* START *
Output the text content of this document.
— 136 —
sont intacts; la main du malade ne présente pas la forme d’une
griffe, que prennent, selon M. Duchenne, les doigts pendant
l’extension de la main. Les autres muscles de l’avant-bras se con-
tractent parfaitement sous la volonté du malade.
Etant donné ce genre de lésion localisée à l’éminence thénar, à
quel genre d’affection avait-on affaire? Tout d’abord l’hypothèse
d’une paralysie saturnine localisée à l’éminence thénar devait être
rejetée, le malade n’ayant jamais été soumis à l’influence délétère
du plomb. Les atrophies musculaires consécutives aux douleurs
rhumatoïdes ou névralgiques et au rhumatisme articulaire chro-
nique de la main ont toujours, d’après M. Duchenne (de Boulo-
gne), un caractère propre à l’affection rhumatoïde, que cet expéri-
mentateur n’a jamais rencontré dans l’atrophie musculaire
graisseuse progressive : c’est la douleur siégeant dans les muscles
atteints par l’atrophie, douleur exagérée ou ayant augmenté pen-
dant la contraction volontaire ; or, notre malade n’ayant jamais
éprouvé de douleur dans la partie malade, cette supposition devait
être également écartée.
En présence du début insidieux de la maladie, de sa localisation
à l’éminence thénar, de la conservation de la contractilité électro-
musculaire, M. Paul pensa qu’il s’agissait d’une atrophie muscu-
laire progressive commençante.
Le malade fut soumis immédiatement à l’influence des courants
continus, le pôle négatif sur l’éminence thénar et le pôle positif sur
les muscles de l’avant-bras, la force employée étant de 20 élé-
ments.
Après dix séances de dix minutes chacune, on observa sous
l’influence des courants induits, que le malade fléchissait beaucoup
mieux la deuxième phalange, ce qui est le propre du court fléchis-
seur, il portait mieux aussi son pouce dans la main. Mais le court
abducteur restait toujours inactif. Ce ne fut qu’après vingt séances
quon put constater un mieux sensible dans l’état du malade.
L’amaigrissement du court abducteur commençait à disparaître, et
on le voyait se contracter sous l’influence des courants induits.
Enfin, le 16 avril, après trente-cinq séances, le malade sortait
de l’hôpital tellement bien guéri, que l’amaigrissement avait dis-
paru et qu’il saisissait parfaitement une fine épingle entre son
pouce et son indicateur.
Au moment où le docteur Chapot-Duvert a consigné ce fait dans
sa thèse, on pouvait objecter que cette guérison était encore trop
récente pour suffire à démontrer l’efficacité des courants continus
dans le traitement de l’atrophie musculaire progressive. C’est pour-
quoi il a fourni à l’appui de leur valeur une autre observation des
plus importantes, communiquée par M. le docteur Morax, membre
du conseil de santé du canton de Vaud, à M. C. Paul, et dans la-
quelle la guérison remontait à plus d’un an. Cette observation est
* END *
**PROBLEM REQUIREMENTS**. Write out every record, exactly as written.

**OUTPUT FOR THIS EXERCISE**.
Output the text content of this document.
— 136 —
sont intacts; la main du malade ne présente pas la forme d’une
griffe, que prennent, selon M. Duchenne, les doigts pendant
l’extension de la main. Les autres muscles de l’avant-bras se con-
tractent parfaitement sous la volonté du malade.
Etant donné ce genre de lésion localisée à l’éminence thénar, à
quel genre d’affection avait-on affaire? Tout d’abord l’hypothèse
d’une paralysie saturnine localisée à l’éminence thénar devait être
rejetée, le malade n’ayant jamais été soumis à l’influence délétère
du plomb. Les atrophies musculaires consécutives aux douleurs
rhumatoïdes ou névralgiques et au rhumatisme articulaire chro-
nique de la main ont toujours, d’après M. Duchenne (de Boulo-
gne), un caractère propre à l’affection rhumatoïde, que cet expéri-
mentateur n’a jamais rencontré dans l’atrophie musculaire
graisseuse progressive : c’est la douleur siégeant dans les muscles
atteints par l’atrophie, douleur exagérée ou ayant augmenté pen-
dant la contraction volontaire ; or, notre malade n’ayant jamais
éprouvé de douleur dans la partie malade, cette supposition devait
être également écartée.
En présence du début insidieux de la maladie, de sa localisation
à l’éminence thénar, de la conservation de la contractilité électro-
musculaire, M. Paul pensa qu’il s’agissait d’une atrophie muscu-
laire progressive commençante.
Le malade fut soumis immédiatement à l’influence des courants
continus, le pôle négatif sur l’éminence thénar et le pôle positif sur
les muscles de l’avant-bras, la force employée étant de 20 élé-
ments.
Après dix séances de dix minutes chacune, on observa sous
l’influence des courants induits, que le malade fléchissait beaucoup
mieux la deuxième phalange, ce qui est le propre du court fléchis-
seur, il portait mieux aussi son pouce dans la main. Mais le court
abducteur restait toujours inactif. Ce ne fut qu’après vingt séances
quon put constater un mieux sensible dans l’état du malade.
L’amaigrissement du court abducteur commençait à disparaître, et
on le voyait se contracter sous l’influence des courants induits.
Enfin, le 16 avril, après trente-cinq séances, le malade sortait
de l’hôpital tellement bien guéri, que l’amaigrissement avait dis-
paru et qu’il saisissait parfaitement une fine épingle entre son
pouce et son indicateur.
Au moment où le docteur Chapot-Duvert a consigné ce fait dans
sa thèse, on pouvait objecter que cette guérison était encore trop
récente pour suffire à démontrer l’efficacité des courants continus
dans le traitement de l’atrophie musculaire progressive. C’est pour-
quoi il a fourni à l’appui de leur valeur une autre observation des
plus importantes, communiquée par M. le docteur Morax, membre
du conseil de santé du canton de Vaud, à M. C. Paul, et dans la-
quelle la guérison remontait à plus d’un an. Cette observation est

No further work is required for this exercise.